Task to carry out: Filter the lines below, copying only those with the string "Media".
··· Record excerpts ···
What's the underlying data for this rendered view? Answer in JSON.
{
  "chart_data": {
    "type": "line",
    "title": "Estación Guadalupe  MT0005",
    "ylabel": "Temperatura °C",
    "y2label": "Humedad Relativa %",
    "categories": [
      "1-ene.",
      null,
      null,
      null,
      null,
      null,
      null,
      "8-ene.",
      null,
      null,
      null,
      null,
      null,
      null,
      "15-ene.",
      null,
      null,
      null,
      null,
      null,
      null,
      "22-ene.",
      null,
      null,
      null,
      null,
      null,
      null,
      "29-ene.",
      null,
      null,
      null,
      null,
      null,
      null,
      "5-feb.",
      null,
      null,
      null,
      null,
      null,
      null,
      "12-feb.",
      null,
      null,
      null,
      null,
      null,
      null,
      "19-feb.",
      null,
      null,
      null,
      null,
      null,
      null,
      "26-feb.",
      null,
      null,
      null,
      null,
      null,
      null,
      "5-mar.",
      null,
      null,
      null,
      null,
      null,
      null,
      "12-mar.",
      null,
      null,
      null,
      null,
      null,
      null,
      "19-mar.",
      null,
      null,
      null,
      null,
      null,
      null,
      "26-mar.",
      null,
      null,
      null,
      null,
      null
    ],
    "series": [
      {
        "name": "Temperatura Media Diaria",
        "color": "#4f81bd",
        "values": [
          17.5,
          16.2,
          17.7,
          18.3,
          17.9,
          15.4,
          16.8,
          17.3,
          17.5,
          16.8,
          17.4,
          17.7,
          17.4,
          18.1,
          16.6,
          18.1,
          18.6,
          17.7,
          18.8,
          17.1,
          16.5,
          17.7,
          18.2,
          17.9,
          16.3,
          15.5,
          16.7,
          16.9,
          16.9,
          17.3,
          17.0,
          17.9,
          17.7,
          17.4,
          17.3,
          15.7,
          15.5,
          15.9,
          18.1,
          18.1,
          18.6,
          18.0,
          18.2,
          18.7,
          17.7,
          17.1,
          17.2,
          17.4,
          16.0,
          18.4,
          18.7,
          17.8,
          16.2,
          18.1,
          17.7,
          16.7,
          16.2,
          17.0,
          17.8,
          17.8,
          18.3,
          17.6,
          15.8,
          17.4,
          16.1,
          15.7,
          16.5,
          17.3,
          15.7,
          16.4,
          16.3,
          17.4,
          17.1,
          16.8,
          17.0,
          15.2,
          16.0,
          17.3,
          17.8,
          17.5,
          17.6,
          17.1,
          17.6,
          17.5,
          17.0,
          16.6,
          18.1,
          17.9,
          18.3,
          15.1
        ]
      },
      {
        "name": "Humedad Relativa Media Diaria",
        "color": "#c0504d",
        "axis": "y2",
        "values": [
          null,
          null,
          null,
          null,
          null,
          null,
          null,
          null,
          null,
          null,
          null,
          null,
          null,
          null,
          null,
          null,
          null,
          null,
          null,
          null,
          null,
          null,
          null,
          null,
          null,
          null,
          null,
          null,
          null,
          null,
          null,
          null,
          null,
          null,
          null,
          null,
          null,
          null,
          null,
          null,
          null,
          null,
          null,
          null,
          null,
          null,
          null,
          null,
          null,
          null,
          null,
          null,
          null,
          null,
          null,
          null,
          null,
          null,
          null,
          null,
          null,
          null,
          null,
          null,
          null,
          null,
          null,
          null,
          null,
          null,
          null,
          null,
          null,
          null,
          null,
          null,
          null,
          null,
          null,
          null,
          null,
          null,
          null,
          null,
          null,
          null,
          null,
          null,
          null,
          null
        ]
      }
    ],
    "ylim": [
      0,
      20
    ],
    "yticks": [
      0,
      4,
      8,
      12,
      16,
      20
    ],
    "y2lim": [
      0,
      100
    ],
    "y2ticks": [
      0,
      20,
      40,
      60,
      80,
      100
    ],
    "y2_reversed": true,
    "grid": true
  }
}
···
Problem solution:
        "name": "Temperatura Media Diaria",
        "name": "Humedad Relativa Media Diaria",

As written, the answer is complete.